Output every line below without omitting or altering anything.

Records for the exercise:
------------
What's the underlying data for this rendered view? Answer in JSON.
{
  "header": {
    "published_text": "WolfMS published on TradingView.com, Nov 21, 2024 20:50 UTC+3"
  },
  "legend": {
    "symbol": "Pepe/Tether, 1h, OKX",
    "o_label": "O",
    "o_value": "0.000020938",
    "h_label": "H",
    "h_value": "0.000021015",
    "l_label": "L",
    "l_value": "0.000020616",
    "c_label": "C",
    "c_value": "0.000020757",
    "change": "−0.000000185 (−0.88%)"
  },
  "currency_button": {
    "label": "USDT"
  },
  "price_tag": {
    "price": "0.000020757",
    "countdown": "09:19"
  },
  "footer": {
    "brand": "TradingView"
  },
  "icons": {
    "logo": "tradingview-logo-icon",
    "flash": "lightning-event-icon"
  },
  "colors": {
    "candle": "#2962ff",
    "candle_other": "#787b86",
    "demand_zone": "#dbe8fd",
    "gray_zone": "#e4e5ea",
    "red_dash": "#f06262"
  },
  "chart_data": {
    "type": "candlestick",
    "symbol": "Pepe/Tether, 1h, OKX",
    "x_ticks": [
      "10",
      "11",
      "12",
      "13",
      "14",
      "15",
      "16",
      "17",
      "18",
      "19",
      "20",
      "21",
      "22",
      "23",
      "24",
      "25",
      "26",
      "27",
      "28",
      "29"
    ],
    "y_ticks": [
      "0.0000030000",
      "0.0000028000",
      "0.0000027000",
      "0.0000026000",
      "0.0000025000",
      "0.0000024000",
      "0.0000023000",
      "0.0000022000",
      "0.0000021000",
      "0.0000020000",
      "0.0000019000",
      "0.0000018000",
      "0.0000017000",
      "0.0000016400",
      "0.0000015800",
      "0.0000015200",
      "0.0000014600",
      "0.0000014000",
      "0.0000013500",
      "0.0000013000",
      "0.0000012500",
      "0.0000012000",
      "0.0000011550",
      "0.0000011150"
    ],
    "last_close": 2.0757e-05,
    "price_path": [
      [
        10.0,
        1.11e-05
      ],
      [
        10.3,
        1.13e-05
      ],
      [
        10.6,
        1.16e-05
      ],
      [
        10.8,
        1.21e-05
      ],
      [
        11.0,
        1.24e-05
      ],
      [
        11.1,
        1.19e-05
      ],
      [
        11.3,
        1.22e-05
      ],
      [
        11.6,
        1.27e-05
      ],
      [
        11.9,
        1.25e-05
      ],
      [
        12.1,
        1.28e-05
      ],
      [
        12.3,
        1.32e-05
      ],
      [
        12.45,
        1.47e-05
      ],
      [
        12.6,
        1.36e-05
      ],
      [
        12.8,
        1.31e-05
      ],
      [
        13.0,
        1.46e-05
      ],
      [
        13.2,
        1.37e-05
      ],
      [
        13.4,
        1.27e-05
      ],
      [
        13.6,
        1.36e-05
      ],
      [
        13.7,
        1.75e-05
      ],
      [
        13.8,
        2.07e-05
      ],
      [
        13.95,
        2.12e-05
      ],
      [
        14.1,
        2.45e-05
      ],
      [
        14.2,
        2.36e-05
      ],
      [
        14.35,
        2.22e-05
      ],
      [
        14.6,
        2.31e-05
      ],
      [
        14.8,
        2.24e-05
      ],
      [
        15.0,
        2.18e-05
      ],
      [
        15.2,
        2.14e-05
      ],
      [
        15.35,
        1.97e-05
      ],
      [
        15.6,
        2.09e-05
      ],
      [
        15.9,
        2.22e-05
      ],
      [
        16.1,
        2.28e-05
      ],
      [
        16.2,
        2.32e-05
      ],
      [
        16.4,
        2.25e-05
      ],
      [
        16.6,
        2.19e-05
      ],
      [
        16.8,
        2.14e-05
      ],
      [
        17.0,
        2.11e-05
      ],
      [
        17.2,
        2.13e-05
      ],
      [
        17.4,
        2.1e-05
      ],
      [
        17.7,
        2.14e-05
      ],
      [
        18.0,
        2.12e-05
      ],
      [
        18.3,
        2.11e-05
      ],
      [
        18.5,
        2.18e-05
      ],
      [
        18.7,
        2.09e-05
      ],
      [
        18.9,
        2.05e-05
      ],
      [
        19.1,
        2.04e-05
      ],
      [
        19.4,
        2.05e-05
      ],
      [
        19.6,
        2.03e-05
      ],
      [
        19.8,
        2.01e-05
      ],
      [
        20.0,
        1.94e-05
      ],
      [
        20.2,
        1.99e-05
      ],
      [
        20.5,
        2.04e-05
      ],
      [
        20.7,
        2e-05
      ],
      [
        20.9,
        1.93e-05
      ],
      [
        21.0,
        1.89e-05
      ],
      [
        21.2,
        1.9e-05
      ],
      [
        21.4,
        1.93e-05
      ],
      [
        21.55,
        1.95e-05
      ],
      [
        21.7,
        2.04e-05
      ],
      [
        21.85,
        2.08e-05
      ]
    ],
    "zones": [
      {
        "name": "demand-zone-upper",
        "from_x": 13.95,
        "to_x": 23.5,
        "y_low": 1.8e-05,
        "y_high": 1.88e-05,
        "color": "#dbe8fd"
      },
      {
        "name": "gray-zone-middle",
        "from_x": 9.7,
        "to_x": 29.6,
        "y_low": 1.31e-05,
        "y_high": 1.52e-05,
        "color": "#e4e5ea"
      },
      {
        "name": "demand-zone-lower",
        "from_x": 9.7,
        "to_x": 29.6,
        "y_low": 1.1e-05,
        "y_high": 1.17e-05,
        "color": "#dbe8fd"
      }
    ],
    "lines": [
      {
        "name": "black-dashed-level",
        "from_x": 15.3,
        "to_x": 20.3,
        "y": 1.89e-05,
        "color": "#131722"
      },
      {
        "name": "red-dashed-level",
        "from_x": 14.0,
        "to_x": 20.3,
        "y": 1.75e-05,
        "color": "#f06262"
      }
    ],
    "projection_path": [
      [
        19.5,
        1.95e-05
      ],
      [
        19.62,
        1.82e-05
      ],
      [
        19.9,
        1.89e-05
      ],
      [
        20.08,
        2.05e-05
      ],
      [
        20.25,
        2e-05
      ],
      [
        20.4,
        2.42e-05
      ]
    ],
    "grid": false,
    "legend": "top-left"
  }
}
------------
Solution to this problem:
What's the underlying data for this rendered view? Answer in JSON.
{
  "header": {
    "published_text": "WolfMS published on TradingView.com, Nov 21, 2024 20:50 UTC+3"
  },
  "legend": {
    "symbol": "Pepe/Tether, 1h, OKX",
    "o_label": "O",
    "o_value": "0.000020938",
    "h_label": "H",
    "h_value": "0.000021015",
    "l_label": "L",
    "l_value": "0.000020616",
    "c_label": "C",
    "c_value": "0.000020757",
    "change": "−0.000000185 (−0.88%)"
  },
  "currency_button": {
    "label": "USDT"
  },
  "price_tag": {
    "price": "0.000020757",
    "countdown": "09:19"
  },
  "footer": {
    "brand": "TradingView"
  },
  "icons": {
    "logo": "tradingview-logo-icon",
    "flash": "lightning-event-icon"
  },
  "colors": {
    "candle": "#2962ff",
    "candle_other": "#787b86",
    "demand_zone": "#dbe8fd",
    "gray_zone": "#e4e5ea",
    "red_dash": "#f06262"
  },
  "chart_data": {
    "type": "candlestick",
    "symbol": "Pepe/Tether, 1h, OKX",
    "x_ticks": [
      "10",
      "11",
      "12",
      "13",
      "14",
      "15",
      "16",
      "17",
      "18",
      "19",
      "20",
      "21",
      "22",
      "23",
      "24",
      "25",
      "26",
      "27",
      "28",
      "29"
    ],
    "y_ticks": [
      "0.0000030000",
      "0.0000028000",
      "0.0000027000",
      "0.0000026000",
      "0.0000025000",
      "0.0000024000",
      "0.0000023000",
      "0.0000022000",
      "0.0000021000",
      "0.0000020000",
      "0.0000019000",
      "0.0000018000",
      "0.0000017000",
      "0.0000016400",
      "0.0000015800",
      "0.0000015200",
      "0.0000014600",
      "0.0000014000",
      "0.0000013500",
      "0.0000013000",
      "0.0000012500",
      "0.0000012000",
      "0.0000011550",
      "0.0000011150"
    ],
    "last_close": 2.0757e-05,
    "price_path": [
      [
        10.0,
        1.11e-05
      ],
      [
        10.3,
        1.13e-05
      ],
      [
        10.6,
        1.16e-05
      ],
      [
        10.8,
        1.21e-05
      ],
      [
        11.0,
        1.24e-05
      ],
      [
        11.1,
        1.19e-05
      ],
      [
        11.3,
        1.22e-05
      ],
      [
        11.6,
        1.27e-05
      ],
      [
        11.9,
        1.25e-05
      ],
      [
        12.1,
        1.28e-05
      ],
      [
        12.3,
        1.32e-05
      ],
      [
        12.45,
        1.47e-05
      ],
      [
        12.6,
        1.36e-05
      ],
      [
        12.8,
        1.31e-05
      ],
      [
        13.0,
        1.46e-05
      ],
      [
        13.2,
        1.37e-05
      ],
      [
        13.4,
        1.27e-05
      ],
      [
        13.6,
        1.36e-05
      ],
      [
        13.7,
        1.75e-05
      ],
      [
        13.8,
        2.07e-05
      ],
      [
        13.95,
        2.12e-05
      ],
      [
        14.1,
        2.45e-05
      ],
      [
        14.2,
        2.36e-05
      ],
      [
        14.35,
        2.22e-05
      ],
      [
        14.6,
        2.31e-05
      ],
      [
        14.8,
        2.24e-05
      ],
      [
        15.0,
        2.18e-05
      ],
      [
        15.2,
        2.14e-05
      ],
      [
        15.35,
        1.97e-05
      ],
      [
        15.6,
        2.09e-05
      ],
      [
        15.9,
        2.22e-05
      ],
      [
        16.1,
        2.28e-05
      ],
      [
        16.2,
        2.32e-05
      ],
      [
        16.4,
        2.25e-05
      ],
      [
        16.6,
        2.19e-05
      ],
      [
        16.8,
        2.14e-05
      ],
      [
        17.0,
        2.11e-05
      ],
      [
        17.2,
        2.13e-05
      ],
      [
        17.4,
        2.1e-05
      ],
      [
        17.7,
        2.14e-05
      ],
      [
        18.0,
        2.12e-05
      ],
      [
        18.3,
        2.11e-05
      ],
      [
        18.5,
        2.18e-05
      ],
      [
        18.7,
        2.09e-05
      ],
      [
        18.9,
        2.05e-05
      ],
      [
        19.1,
        2.04e-05
      ],
      [
        19.4,
        2.05e-05
      ],
      [
        19.6,
        2.03e-05
      ],
      [
        19.8,
        2.01e-05
      ],
      [
        20.0,
        1.94e-05
      ],
      [
        20.2,
        1.99e-05
      ],
      [
        20.5,
        2.04e-05
      ],
      [
        20.7,
        2e-05
      ],
      [
        20.9,
        1.93e-05
      ],
      [
        21.0,
        1.89e-05
      ],
      [
        21.2,
        1.9e-05
      ],
      [
        21.4,
        1.93e-05
      ],
      [
        21.55,
        1.95e-05
      ],
      [
        21.7,
        2.04e-05
      ],
      [
        21.85,
        2.08e-05
      ]
    ],
    "zones": [
      {
        "name": "demand-zone-upper",
        "from_x": 13.95,
        "to_x": 23.5,
        "y_low": 1.8e-05,
        "y_high": 1.88e-05,
        "color": "#dbe8fd"
      },
      {
        "name": "gray-zone-middle",
        "from_x": 9.7,
        "to_x": 29.6,
        "y_low": 1.31e-05,
        "y_high": 1.52e-05,
        "color": "#e4e5ea"
      },
      {
        "name": "demand-zone-lower",
        "from_x": 9.7,
        "to_x": 29.6,
        "y_low": 1.1e-05,
        "y_high": 1.17e-05,
        "color": "#dbe8fd"
      }
    ],
    "lines": [
      {
        "name": "black-dashed-level",
        "from_x": 15.3,
        "to_x": 20.3,
        "y": 1.89e-05,
        "color": "#131722"
      },
      {
        "name": "red-dashed-level",
        "from_x": 14.0,
        "to_x": 20.3,
        "y": 1.75e-05,
        "color": "#f06262"
      }
    ],
    "projection_path": [
      [
        19.5,
        1.95e-05
      ],
      [
        19.62,
        1.82e-05
      ],
      [
        19.9,
        1.89e-05
      ],
      [
        20.08,
        2.05e-05
      ],
      [
        20.25,
        2e-05
      ],
      [
        20.4,
        2.42e-05
      ]
    ],
    "grid": false,
    "legend": "top-left"
  }
}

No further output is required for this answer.